■ Directions
Reproduce each line bearing the word "this".

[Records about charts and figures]
⁂
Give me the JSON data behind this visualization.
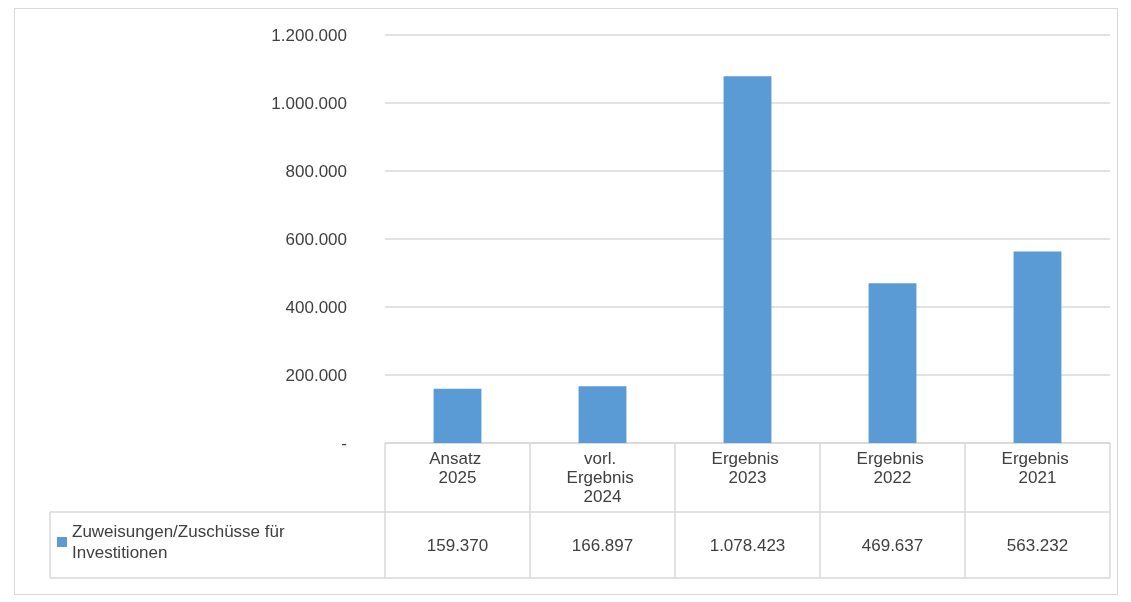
{
  "chart_data": {
    "type": "bar",
    "categories": [
      "Ansatz 2025",
      "vorl. Ergebnis 2024",
      "Ergebnis 2023",
      "Ergebnis 2022",
      "Ergebnis 2021"
    ],
    "series": [
      {
        "name": "Zuweisungen/Zuschüsse für Investitionen",
        "color": "#5b9bd5",
        "values": [
          159370,
          166897,
          1078423,
          469637,
          563232
        ],
        "value_labels": [
          "159.370",
          "166.897",
          "1.078.423",
          "469.637",
          "563.232"
        ]
      }
    ],
    "ylim": [
      0,
      1200000
    ],
    "yticks": [
      {
        "value": 0,
        "label": "-"
      },
      {
        "value": 200000,
        "label": "200.000"
      },
      {
        "value": 400000,
        "label": "400.000"
      },
      {
        "value": 600000,
        "label": "600.000"
      },
      {
        "value": 800000,
        "label": "800.000"
      },
      {
        "value": 1000000,
        "label": "1.000.000"
      },
      {
        "value": 1200000,
        "label": "1.200.000"
      }
    ],
    "grid": "y",
    "legend": "bottom left"
  }
}
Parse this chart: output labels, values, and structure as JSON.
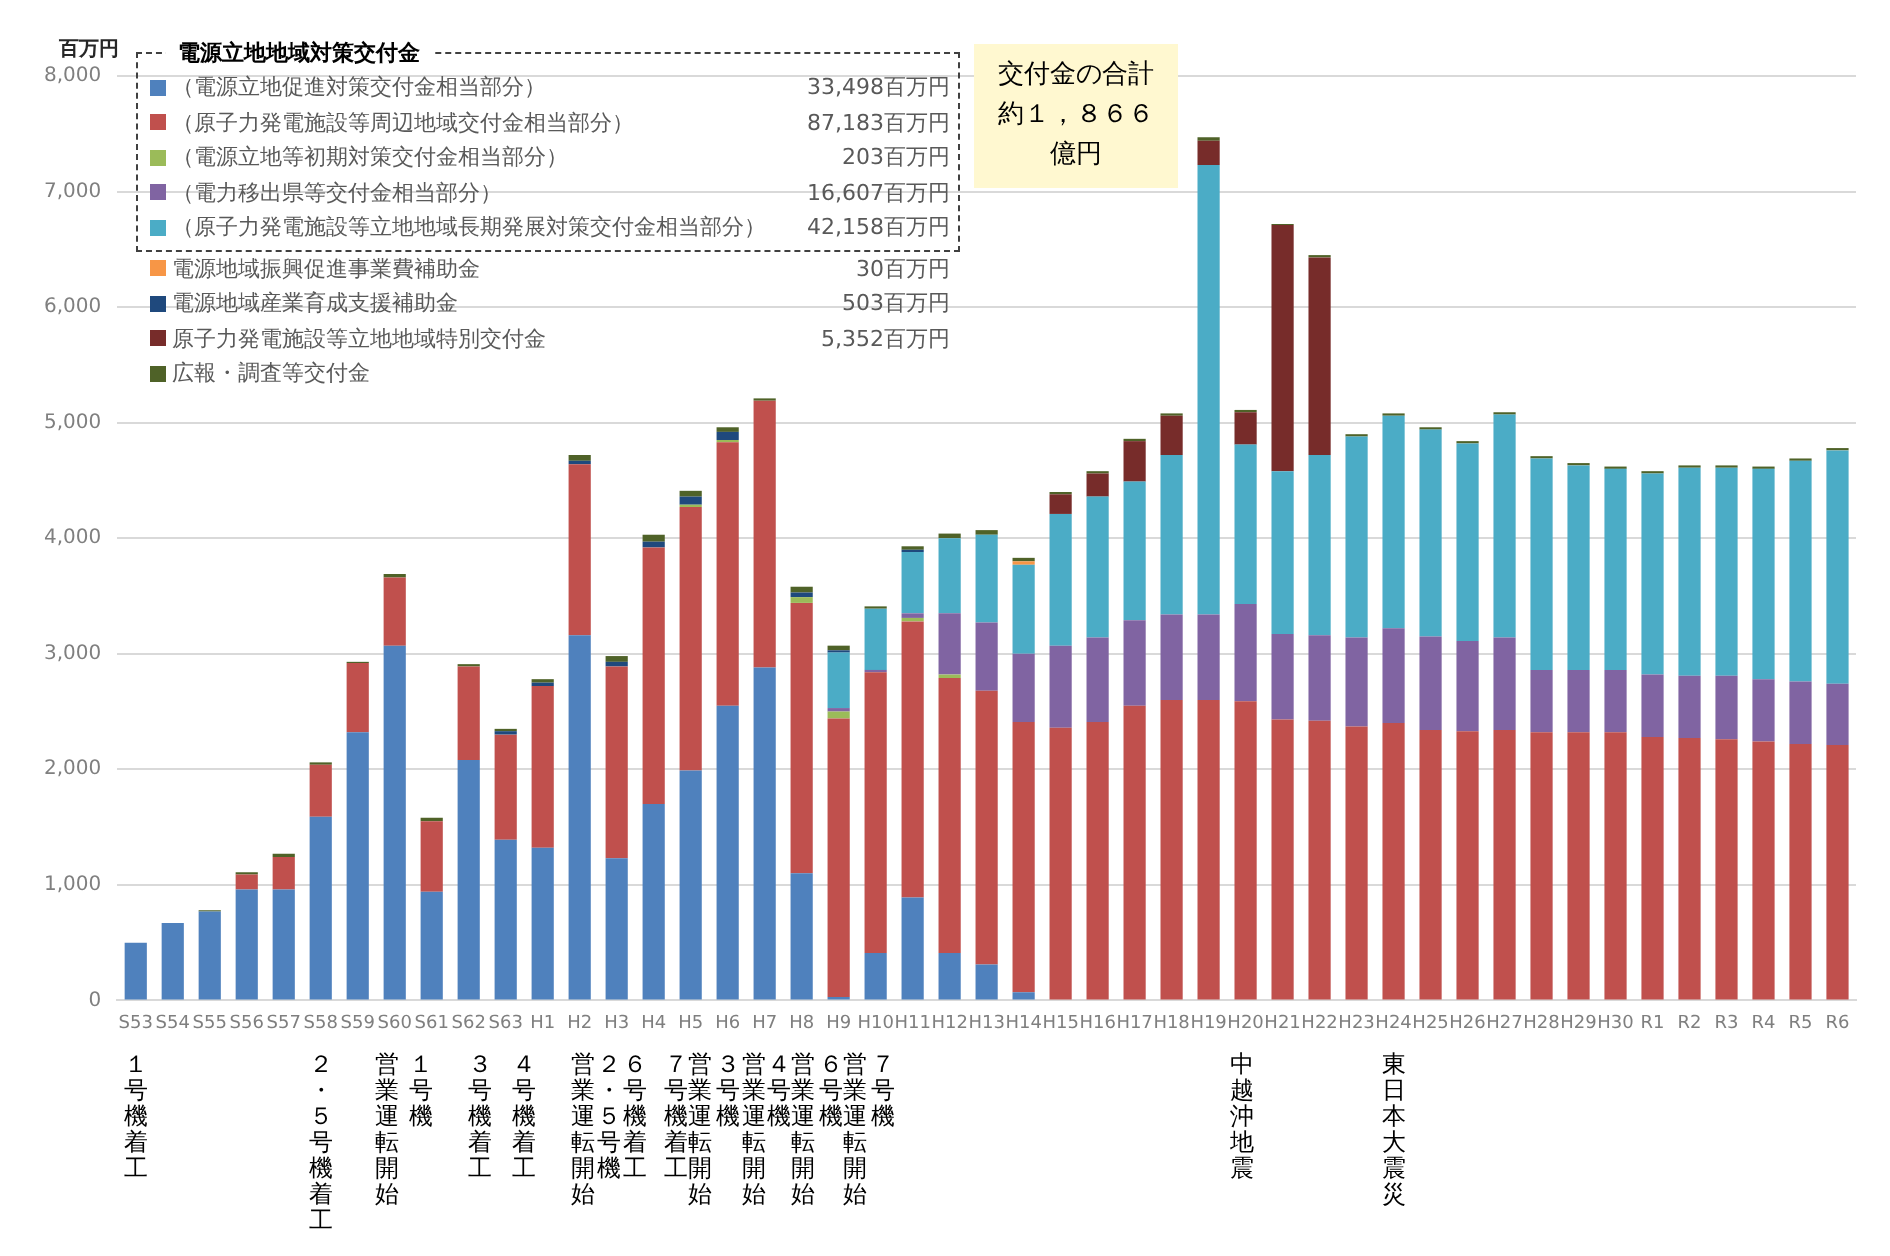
{
  "chart_data": {
    "type": "bar",
    "stacked": true,
    "ylabel": "百万円",
    "legend_title": "電源立地地域対策交付金",
    "legend": "top left",
    "grid": "y",
    "categories": [
      "S53",
      "S54",
      "S55",
      "S56",
      "S57",
      "S58",
      "S59",
      "S60",
      "S61",
      "S62",
      "S63",
      "H1",
      "H2",
      "H3",
      "H4",
      "H5",
      "H6",
      "H7",
      "H8",
      "H9",
      "H10",
      "H11",
      "H12",
      "H13",
      "H14",
      "H15",
      "H16",
      "H17",
      "H18",
      "H19",
      "H20",
      "H21",
      "H22",
      "H23",
      "H24",
      "H25",
      "H26",
      "H27",
      "H28",
      "H29",
      "H30",
      "R1",
      "R2",
      "R3",
      "R4",
      "R5",
      "R6"
    ],
    "ylim": [
      0,
      8000
    ],
    "yticks": [
      0,
      {
        "value": 1000,
        "label": "1,000"
      },
      {
        "value": 2000,
        "label": "2,000"
      },
      {
        "value": 3000,
        "label": "3,000"
      },
      {
        "value": 4000,
        "label": "4,000"
      },
      {
        "value": 5000,
        "label": "5,000"
      },
      {
        "value": 6000,
        "label": "6,000"
      },
      {
        "value": 7000,
        "label": "7,000"
      },
      {
        "value": 8000,
        "label": "8,000"
      }
    ],
    "series": [
      {
        "name": "（電源立地促進対策交付金相当部分）",
        "color": "#4f81bd",
        "values": [
          500,
          670,
          770,
          960,
          960,
          1590,
          2320,
          3070,
          940,
          2080,
          1390,
          1320,
          3160,
          1230,
          1700,
          1990,
          2550,
          2880,
          1100,
          30,
          410,
          890,
          410,
          310,
          70,
          null,
          null,
          null,
          null,
          null,
          null,
          null,
          null,
          null,
          null,
          null,
          null,
          null,
          null,
          null,
          null,
          null,
          null,
          null,
          null,
          null,
          null
        ]
      },
      {
        "name": "（原子力発電施設等周辺地域交付金相当部分）",
        "color": "#c0504d",
        "values": [
          null,
          null,
          null,
          130,
          280,
          450,
          600,
          590,
          610,
          810,
          910,
          1400,
          1480,
          1660,
          2220,
          2280,
          2280,
          2310,
          2340,
          2410,
          2430,
          2390,
          2380,
          2370,
          2340,
          2360,
          2410,
          2550,
          2600,
          2600,
          2590,
          2430,
          2420,
          2370,
          2400,
          2340,
          2330,
          2340,
          2320,
          2320,
          2320,
          2280,
          2270,
          2260,
          2240,
          2220,
          2210
        ]
      },
      {
        "name": "（電源立地等初期対策交付金相当部分）",
        "color": "#9bbb59",
        "values": [
          null,
          null,
          null,
          null,
          null,
          null,
          null,
          null,
          null,
          null,
          null,
          null,
          null,
          null,
          null,
          20,
          20,
          null,
          50,
          60,
          null,
          30,
          30,
          null,
          null,
          null,
          null,
          null,
          null,
          null,
          null,
          null,
          null,
          null,
          null,
          null,
          null,
          null,
          null,
          null,
          null,
          null,
          null,
          null,
          null,
          null,
          null
        ]
      },
      {
        "name": "（電力移出県等交付金相当部分）",
        "color": "#8064a2",
        "values": [
          null,
          null,
          null,
          null,
          null,
          null,
          null,
          null,
          null,
          null,
          null,
          null,
          null,
          null,
          null,
          null,
          null,
          null,
          null,
          30,
          20,
          40,
          530,
          590,
          590,
          710,
          730,
          740,
          740,
          740,
          840,
          740,
          740,
          770,
          820,
          810,
          780,
          800,
          540,
          540,
          540,
          540,
          540,
          550,
          540,
          540,
          530
        ]
      },
      {
        "name": "（原子力発電施設等立地地域長期発展対策交付金相当部分）",
        "color": "#4bacc6",
        "values": [
          null,
          null,
          null,
          null,
          null,
          null,
          null,
          null,
          null,
          null,
          null,
          null,
          null,
          null,
          null,
          null,
          null,
          null,
          null,
          480,
          530,
          530,
          650,
          760,
          770,
          1140,
          1220,
          1200,
          1380,
          3890,
          1380,
          1410,
          1560,
          1740,
          1840,
          1790,
          1710,
          1930,
          1830,
          1770,
          1740,
          1740,
          1800,
          1800,
          1820,
          1910,
          2020
        ]
      },
      {
        "name": "電源地域振興促進事業費補助金",
        "color": "#f79646",
        "values": [
          null,
          null,
          null,
          null,
          null,
          null,
          null,
          null,
          null,
          null,
          null,
          null,
          null,
          null,
          null,
          null,
          null,
          null,
          null,
          null,
          null,
          null,
          null,
          null,
          30,
          null,
          null,
          null,
          null,
          null,
          null,
          null,
          null,
          null,
          null,
          null,
          null,
          null,
          null,
          null,
          null,
          null,
          null,
          null,
          null,
          null,
          null
        ]
      },
      {
        "name": "電源地域産業育成支援補助金",
        "color": "#1f497d",
        "values": [
          null,
          null,
          null,
          null,
          null,
          null,
          null,
          null,
          null,
          null,
          30,
          30,
          30,
          40,
          50,
          70,
          70,
          null,
          40,
          20,
          null,
          20,
          null,
          null,
          null,
          null,
          null,
          null,
          null,
          null,
          null,
          null,
          null,
          null,
          null,
          null,
          null,
          null,
          null,
          null,
          null,
          null,
          null,
          null,
          null,
          null,
          null
        ]
      },
      {
        "name": "原子力発電施設等立地地域特別交付金",
        "color": "#772c2a",
        "values": [
          null,
          null,
          null,
          null,
          null,
          null,
          null,
          null,
          null,
          null,
          null,
          null,
          null,
          null,
          null,
          null,
          null,
          null,
          null,
          null,
          null,
          null,
          null,
          null,
          null,
          170,
          200,
          350,
          340,
          210,
          280,
          2130,
          1710,
          null,
          null,
          null,
          null,
          null,
          null,
          null,
          null,
          null,
          null,
          null,
          null,
          null,
          null
        ]
      },
      {
        "name": "広報・調査等交付金",
        "color": "#4f6228",
        "values": [
          null,
          null,
          10,
          20,
          30,
          20,
          10,
          30,
          30,
          20,
          20,
          30,
          50,
          50,
          60,
          50,
          40,
          20,
          50,
          40,
          20,
          30,
          40,
          40,
          30,
          20,
          20,
          20,
          20,
          30,
          20,
          10,
          20,
          20,
          20,
          20,
          20,
          20,
          20,
          20,
          20,
          20,
          20,
          20,
          20,
          20,
          20
        ]
      }
    ],
    "annotations": [
      "33,498百万円",
      "87,183百万円",
      "203百万円",
      "16,607百万円",
      "42,158百万円",
      "30百万円",
      "503百万円",
      "5,352百万円",
      "交付金の合計約１，８６６億円",
      "１号機着工",
      "２・５号機着工",
      "営業運転開始",
      "１号機",
      "３号機着工",
      "４号機着工",
      "営業運転開始",
      "２・５号機",
      "６号機着工",
      "７号機着工",
      "営業運転開始",
      "３号機",
      "営業運転開始",
      "４号機",
      "営業運転開始",
      "６号機",
      "営業運転開始",
      "７号機",
      "中越沖地震",
      "東日本大震災"
    ]
  }
}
⁂
■ Right answer
Give me the JSON data behind this visualization.
Parse this chart: output labels, values, and structure as JSON.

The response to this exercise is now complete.